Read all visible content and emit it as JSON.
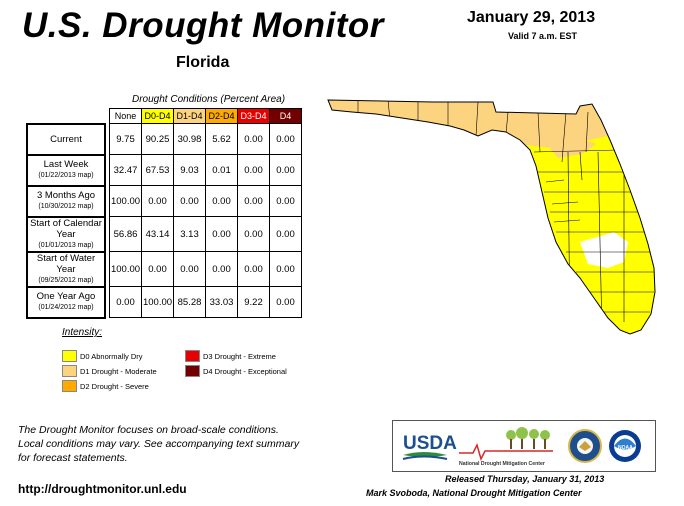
{
  "header": {
    "title": "U.S. Drought Monitor",
    "region": "Florida",
    "date": "January 29, 2013",
    "valid": "Valid 7 a.m. EST"
  },
  "table": {
    "caption": "Drought Conditions (Percent Area)",
    "columns": [
      "None",
      "D0-D4",
      "D1-D4",
      "D2-D4",
      "D3-D4",
      "D4"
    ],
    "column_colors": [
      "#ffffff",
      "#ffff00",
      "#fcd37f",
      "#ffaa00",
      "#e60000",
      "#730000"
    ],
    "rows": [
      {
        "label": "Current",
        "sub": "",
        "values": [
          "9.75",
          "90.25",
          "30.98",
          "5.62",
          "0.00",
          "0.00"
        ]
      },
      {
        "label": "Last Week",
        "sub": "(01/22/2013 map)",
        "values": [
          "32.47",
          "67.53",
          "9.03",
          "0.01",
          "0.00",
          "0.00"
        ]
      },
      {
        "label": "3 Months Ago",
        "sub": "(10/30/2012 map)",
        "values": [
          "100.00",
          "0.00",
          "0.00",
          "0.00",
          "0.00",
          "0.00"
        ]
      },
      {
        "label": "Start of Calendar Year",
        "sub": "(01/01/2013 map)",
        "values": [
          "56.86",
          "43.14",
          "3.13",
          "0.00",
          "0.00",
          "0.00"
        ]
      },
      {
        "label": "Start of Water Year",
        "sub": "(09/25/2012 map)",
        "values": [
          "100.00",
          "0.00",
          "0.00",
          "0.00",
          "0.00",
          "0.00"
        ]
      },
      {
        "label": "One Year Ago",
        "sub": "(01/24/2012 map)",
        "values": [
          "0.00",
          "100.00",
          "85.28",
          "33.03",
          "9.22",
          "0.00"
        ]
      }
    ]
  },
  "legend": {
    "title": "Intensity:",
    "items": [
      {
        "label": "D0 Abnormally Dry",
        "color": "#ffff00"
      },
      {
        "label": "D1 Drought - Moderate",
        "color": "#fcd37f"
      },
      {
        "label": "D2 Drought - Severe",
        "color": "#ffaa00"
      },
      {
        "label": "D3 Drought - Extreme",
        "color": "#e60000"
      },
      {
        "label": "D4 Drought - Exceptional",
        "color": "#730000"
      }
    ]
  },
  "note": [
    "The Drought Monitor focuses on broad-scale conditions.",
    "Local conditions may vary. See accompanying text summary",
    "for forecast statements."
  ],
  "url": "http://droughtmonitor.unl.edu",
  "logos": {
    "usda": "USDA",
    "ndmc": "National Drought Mitigation Center",
    "icons": [
      "usda-logo-icon",
      "ndmc-logo-icon",
      "commerce-seal-icon",
      "noaa-logo-icon"
    ]
  },
  "footer": {
    "released": "Released Thursday, January 31, 2013",
    "author": "Mark Svoboda, National Drought Mitigation Center"
  },
  "map_colors": {
    "none": "#ffffff",
    "d0": "#ffff00",
    "d1": "#fcd37f",
    "county_line": "#000000"
  }
}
######
STATED PROBLEM: Copy every line from the records above that contains the word "ndmc".

WORKED ANSWER:
    "ndmc": "National Drought Mitigation Center",
      "ndmc-logo-icon",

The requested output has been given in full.